## MATERIAL TO PROCESS
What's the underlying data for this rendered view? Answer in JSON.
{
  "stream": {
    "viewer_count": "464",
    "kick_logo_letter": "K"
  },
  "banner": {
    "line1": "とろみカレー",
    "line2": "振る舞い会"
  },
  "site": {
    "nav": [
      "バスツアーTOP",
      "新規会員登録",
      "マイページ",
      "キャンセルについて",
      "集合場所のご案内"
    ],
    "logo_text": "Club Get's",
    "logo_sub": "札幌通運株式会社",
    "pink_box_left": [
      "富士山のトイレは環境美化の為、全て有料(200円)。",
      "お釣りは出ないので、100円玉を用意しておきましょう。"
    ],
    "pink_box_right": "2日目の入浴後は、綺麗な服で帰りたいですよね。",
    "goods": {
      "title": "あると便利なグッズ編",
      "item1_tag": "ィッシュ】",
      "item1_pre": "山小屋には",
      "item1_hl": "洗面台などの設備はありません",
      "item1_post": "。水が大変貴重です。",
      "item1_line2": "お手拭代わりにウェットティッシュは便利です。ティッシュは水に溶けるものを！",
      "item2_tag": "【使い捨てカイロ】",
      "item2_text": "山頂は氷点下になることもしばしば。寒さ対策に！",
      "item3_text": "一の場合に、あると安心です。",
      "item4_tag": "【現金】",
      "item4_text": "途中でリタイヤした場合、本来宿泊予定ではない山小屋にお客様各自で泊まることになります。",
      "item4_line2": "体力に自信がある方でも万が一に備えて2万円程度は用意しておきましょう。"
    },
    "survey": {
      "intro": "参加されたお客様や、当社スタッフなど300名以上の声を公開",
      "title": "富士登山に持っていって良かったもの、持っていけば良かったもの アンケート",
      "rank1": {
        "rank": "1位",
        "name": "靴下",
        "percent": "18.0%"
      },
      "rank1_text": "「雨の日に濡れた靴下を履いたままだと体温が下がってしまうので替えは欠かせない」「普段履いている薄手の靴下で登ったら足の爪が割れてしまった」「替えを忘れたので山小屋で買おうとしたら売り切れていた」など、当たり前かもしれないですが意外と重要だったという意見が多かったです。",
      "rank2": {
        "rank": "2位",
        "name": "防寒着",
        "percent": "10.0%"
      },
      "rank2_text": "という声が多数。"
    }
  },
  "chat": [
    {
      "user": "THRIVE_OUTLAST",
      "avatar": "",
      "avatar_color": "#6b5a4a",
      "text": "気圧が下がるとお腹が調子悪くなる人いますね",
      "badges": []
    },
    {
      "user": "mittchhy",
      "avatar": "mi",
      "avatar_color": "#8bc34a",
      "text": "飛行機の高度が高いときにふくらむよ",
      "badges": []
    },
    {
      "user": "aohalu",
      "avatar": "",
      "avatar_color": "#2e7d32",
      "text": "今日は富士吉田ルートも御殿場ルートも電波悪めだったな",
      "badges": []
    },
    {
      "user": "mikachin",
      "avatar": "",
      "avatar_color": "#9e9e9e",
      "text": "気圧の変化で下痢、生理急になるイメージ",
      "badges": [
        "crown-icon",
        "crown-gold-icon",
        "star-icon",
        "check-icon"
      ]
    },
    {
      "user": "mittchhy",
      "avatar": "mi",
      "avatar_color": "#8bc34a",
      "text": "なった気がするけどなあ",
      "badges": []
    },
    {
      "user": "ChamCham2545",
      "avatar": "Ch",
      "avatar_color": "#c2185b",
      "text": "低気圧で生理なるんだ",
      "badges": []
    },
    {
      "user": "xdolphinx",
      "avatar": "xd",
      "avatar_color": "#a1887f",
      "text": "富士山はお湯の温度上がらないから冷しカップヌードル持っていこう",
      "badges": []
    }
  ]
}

## PROBLEM TO WORK ON
Please reproduce the entire listing, exactly as shown.

## OUTPUT OF THE TASK
What's the underlying data for this rendered view? Answer in JSON.
{
  "stream": {
    "viewer_count": "464",
    "kick_logo_letter": "K"
  },
  "banner": {
    "line1": "とろみカレー",
    "line2": "振る舞い会"
  },
  "site": {
    "nav": [
      "バスツアーTOP",
      "新規会員登録",
      "マイページ",
      "キャンセルについて",
      "集合場所のご案内"
    ],
    "logo_text": "Club Get's",
    "logo_sub": "札幌通運株式会社",
    "pink_box_left": [
      "富士山のトイレは環境美化の為、全て有料(200円)。",
      "お釣りは出ないので、100円玉を用意しておきましょう。"
    ],
    "pink_box_right": "2日目の入浴後は、綺麗な服で帰りたいですよね。",
    "goods": {
      "title": "あると便利なグッズ編",
      "item1_tag": "ィッシュ】",
      "item1_pre": "山小屋には",
      "item1_hl": "洗面台などの設備はありません",
      "item1_post": "。水が大変貴重です。",
      "item1_line2": "お手拭代わりにウェットティッシュは便利です。ティッシュは水に溶けるものを！",
      "item2_tag": "【使い捨てカイロ】",
      "item2_text": "山頂は氷点下になることもしばしば。寒さ対策に！",
      "item3_text": "一の場合に、あると安心です。",
      "item4_tag": "【現金】",
      "item4_text": "途中でリタイヤした場合、本来宿泊予定ではない山小屋にお客様各自で泊まることになります。",
      "item4_line2": "体力に自信がある方でも万が一に備えて2万円程度は用意しておきましょう。"
    },
    "survey": {
      "intro": "参加されたお客様や、当社スタッフなど300名以上の声を公開",
      "title": "富士登山に持っていって良かったもの、持っていけば良かったもの アンケート",
      "rank1": {
        "rank": "1位",
        "name": "靴下",
        "percent": "18.0%"
      },
      "rank1_text": "「雨の日に濡れた靴下を履いたままだと体温が下がってしまうので替えは欠かせない」「普段履いている薄手の靴下で登ったら足の爪が割れてしまった」「替えを忘れたので山小屋で買おうとしたら売り切れていた」など、当たり前かもしれないですが意外と重要だったという意見が多かったです。",
      "rank2": {
        "rank": "2位",
        "name": "防寒着",
        "percent": "10.0%"
      },
      "rank2_text": "という声が多数。"
    }
  },
  "chat": [
    {
      "user": "THRIVE_OUTLAST",
      "avatar": "",
      "avatar_color": "#6b5a4a",
      "text": "気圧が下がるとお腹が調子悪くなる人いますね",
      "badges": []
    },
    {
      "user": "mittchhy",
      "avatar": "mi",
      "avatar_color": "#8bc34a",
      "text": "飛行機の高度が高いときにふくらむよ",
      "badges": []
    },
    {
      "user": "aohalu",
      "avatar": "",
      "avatar_color": "#2e7d32",
      "text": "今日は富士吉田ルートも御殿場ルートも電波悪めだったな",
      "badges": []
    },
    {
      "user": "mikachin",
      "avatar": "",
      "avatar_color": "#9e9e9e",
      "text": "気圧の変化で下痢、生理急になるイメージ",
      "badges": [
        "crown-icon",
        "crown-gold-icon",
        "star-icon",
        "check-icon"
      ]
    },
    {
      "user": "mittchhy",
      "avatar": "mi",
      "avatar_color": "#8bc34a",
      "text": "なった気がするけどなあ",
      "badges": []
    },
    {
      "user": "ChamCham2545",
      "avatar": "Ch",
      "avatar_color": "#c2185b",
      "text": "低気圧で生理なるんだ",
      "badges": []
    },
    {
      "user": "xdolphinx",
      "avatar": "xd",
      "avatar_color": "#a1887f",
      "text": "富士山はお湯の温度上がらないから冷しカップヌードル持っていこう",
      "badges": []
    }
  ]
}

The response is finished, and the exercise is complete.